Date de publication 07-03-2024
Auteur Mathilde Personnic

En émettant un chèque, le débiteur transmet au bénéficiaire la propriété de la provision. En raison du principe de l'irrévocabilité de la provision, l'opposition au paiement d'un chèque est en principe interdite sauf cas limitativement énumérés par la loi.

L’article L.131-35 du Code monétaire et financier dispose que :

« Le tiré doit payer même après l'expiration du délai de présentation. Il doit aussi payer même si le chèque a été émis en violation de l'injonction prévue à l'article L. 131-73 ou de l'interdiction prévue au deuxième alinéa de l'article L. 163-6.

Il n'est admis d'opposition au paiement par chèque qu'en cas de perte, de vol ou d'utilisation frauduleuse du chèque, de procédure de sauvegarde, de redressement ou de liquidation judiciaires du porteur. Le tireur doit immédiatement confirmer son opposition par écrit, quel que soit le support de cet écrit.

Tout banquier doit informer par écrit les titulaires de compte des sanctions encourues en cas d'opposition fondée sur une autre cause que celles prévues au présent article.

Si, malgré cette défense, le tireur fait une opposition pour d'autres causes, le juge des référés, même dans le cas où une instance au principal est engagée, doit, sur la demande du porteur, ordonner la mainlevée de l'opposition. »

Quatre précisions :

  • L’opposition n'est admise par notre droit que pour des motifs précis, en l'occurrence « qu'en cas de perte, de vol ou d'utilisation frauduleuse du chèque, de procédure de sauvegarde, de redressement ou de liquidation judiciaires du porteur ». Aucun autre motif ne saurait la justifier, de sorte que le Juge prononcera une telle mainlevée, chaque fois que le motif de l'opposition n'est pas l'un des motifs légaux admissibles.

Données fournies.
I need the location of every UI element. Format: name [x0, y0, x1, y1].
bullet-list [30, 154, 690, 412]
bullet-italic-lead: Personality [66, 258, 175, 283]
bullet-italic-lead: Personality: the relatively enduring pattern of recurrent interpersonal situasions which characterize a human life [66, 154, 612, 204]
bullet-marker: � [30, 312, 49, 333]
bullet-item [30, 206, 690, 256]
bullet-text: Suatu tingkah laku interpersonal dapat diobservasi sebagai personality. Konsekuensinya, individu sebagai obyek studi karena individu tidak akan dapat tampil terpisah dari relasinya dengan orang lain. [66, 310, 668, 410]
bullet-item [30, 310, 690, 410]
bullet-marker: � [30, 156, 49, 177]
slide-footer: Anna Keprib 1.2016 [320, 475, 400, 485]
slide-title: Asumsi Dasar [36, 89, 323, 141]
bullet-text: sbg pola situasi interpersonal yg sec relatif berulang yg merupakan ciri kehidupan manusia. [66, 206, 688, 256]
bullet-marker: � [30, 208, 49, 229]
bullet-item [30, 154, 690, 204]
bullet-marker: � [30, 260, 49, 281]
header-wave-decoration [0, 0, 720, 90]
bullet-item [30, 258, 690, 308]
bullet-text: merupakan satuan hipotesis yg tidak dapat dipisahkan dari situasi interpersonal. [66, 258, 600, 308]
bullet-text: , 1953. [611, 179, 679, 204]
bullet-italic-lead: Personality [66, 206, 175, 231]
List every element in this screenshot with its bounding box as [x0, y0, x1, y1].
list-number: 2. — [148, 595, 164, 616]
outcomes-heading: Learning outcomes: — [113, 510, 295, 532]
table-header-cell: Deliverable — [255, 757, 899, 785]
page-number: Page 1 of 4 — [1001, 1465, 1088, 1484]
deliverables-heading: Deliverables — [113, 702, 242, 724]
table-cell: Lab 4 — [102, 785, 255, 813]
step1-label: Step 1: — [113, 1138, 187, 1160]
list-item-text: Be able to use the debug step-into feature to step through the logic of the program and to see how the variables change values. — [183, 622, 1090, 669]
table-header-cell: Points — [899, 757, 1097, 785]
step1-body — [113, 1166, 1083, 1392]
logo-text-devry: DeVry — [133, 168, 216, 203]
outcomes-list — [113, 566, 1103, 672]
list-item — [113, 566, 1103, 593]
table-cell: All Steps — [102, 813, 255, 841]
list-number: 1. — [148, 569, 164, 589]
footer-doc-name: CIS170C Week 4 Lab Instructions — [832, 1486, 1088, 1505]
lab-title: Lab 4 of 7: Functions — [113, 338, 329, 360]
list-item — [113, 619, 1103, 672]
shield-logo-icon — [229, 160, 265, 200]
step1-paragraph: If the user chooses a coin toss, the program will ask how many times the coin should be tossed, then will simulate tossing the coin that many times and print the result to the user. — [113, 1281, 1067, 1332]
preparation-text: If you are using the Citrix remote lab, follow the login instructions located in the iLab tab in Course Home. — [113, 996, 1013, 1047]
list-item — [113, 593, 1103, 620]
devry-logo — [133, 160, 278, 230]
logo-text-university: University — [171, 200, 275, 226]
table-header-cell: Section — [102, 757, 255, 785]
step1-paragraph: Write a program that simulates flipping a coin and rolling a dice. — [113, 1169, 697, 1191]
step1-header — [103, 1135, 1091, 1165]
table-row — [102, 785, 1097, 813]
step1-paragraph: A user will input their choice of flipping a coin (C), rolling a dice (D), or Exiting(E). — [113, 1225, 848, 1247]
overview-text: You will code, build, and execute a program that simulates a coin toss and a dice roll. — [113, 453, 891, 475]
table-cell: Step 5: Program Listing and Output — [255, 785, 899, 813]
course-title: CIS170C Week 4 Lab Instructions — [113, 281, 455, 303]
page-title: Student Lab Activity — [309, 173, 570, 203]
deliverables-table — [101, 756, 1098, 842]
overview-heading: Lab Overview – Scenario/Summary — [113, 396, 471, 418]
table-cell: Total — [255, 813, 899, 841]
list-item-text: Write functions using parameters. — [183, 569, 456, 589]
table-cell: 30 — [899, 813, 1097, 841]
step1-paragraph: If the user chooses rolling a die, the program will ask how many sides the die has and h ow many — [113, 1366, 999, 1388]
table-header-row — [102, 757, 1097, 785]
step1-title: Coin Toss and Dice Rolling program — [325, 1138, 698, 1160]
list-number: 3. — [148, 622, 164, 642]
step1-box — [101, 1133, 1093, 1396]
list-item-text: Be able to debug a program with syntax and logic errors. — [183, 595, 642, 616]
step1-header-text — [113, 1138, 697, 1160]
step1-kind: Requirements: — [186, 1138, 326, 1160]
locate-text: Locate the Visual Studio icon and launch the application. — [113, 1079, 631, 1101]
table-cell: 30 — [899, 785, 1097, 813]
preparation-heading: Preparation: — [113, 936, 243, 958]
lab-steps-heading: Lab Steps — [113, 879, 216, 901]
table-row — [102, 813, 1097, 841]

À faire.
• A. Retouchez le texte sur l'opposition au paiement d'un chèque : recopiez tout ce qui va de « Tout banquier doit » jusqu'à « motifs légaux admissibles. », en remplaçant « banquier » par « établissement de crédit ».
• B. Poursuivez le texte sur l'opposition au paiement d'un chèque à partir de l'endroit où il s'arrête.

Réponses données.
• A.
Tout établissement de crédit doit informer par écrit les titulaires de compte des sanctions encourues en cas d'opposition fondée sur une autre cause que celles prévues au présent article.

Si, malgré cette défense, le tireur fait une opposition pour d'autres causes, le juge des référés, même dans le cas où une instance au principal est engagée, doit, sur la demande du porteur, ordonner la mainlevée de l'opposition. »

Quatre précisions :

  • L’opposition n'est admise par notre droit que pour des motifs précis, en l'occurrence « qu'en cas de perte, de vol ou d'utilisation frauduleuse du chèque, de procédure de sauvegarde, de redressement ou de liquidation judiciaires du porteur ». Aucun autre motif ne saurait la justifier, de sorte que le Juge prononcera une telle mainlevée, chaque fois que le motif de l'opposition n'est pas l'un des motifs légaux admissibles.

• B.
  • La Cour de cassation a eu l’occasion de rappeler par un arrêt de la Chambre commerciale économique et financière du 5 Décembre que ce texte attribue une compétence en la matière qu'au seul juge des référés. Il n'est donc pas question de reconnaître un pouvoir concurrent, à l'égard de la procédure de mainlevée, à une autre juridiction.
  • L'action en mainlevée demeure encadrée par un délai. La loi étant taisante sur ce point, la jurisprudence est venue préciser que le bénéficiaire d'un chèque ne pouvait agir en mainlevée de l'opposition que jusqu'à la prescription de l'action contre le tiré, c'est-à-dire dans le délai d'un an prévu par l'article L. 131- 59, alinéa 2 du Code monétaire et financier.
  • L'opposition illicite par une personne physique constitue un délit puni de 5 ans d'emprisonnement et 375.000 € d'amende, ainsi que la peine complémentaire d'interdiction d'émettre des chèques pour une durée de 1 à 5 ans. Lorsque le délit est commis par une personne morale, celle-ci encoure une peine d'amende de 1.875 000 €.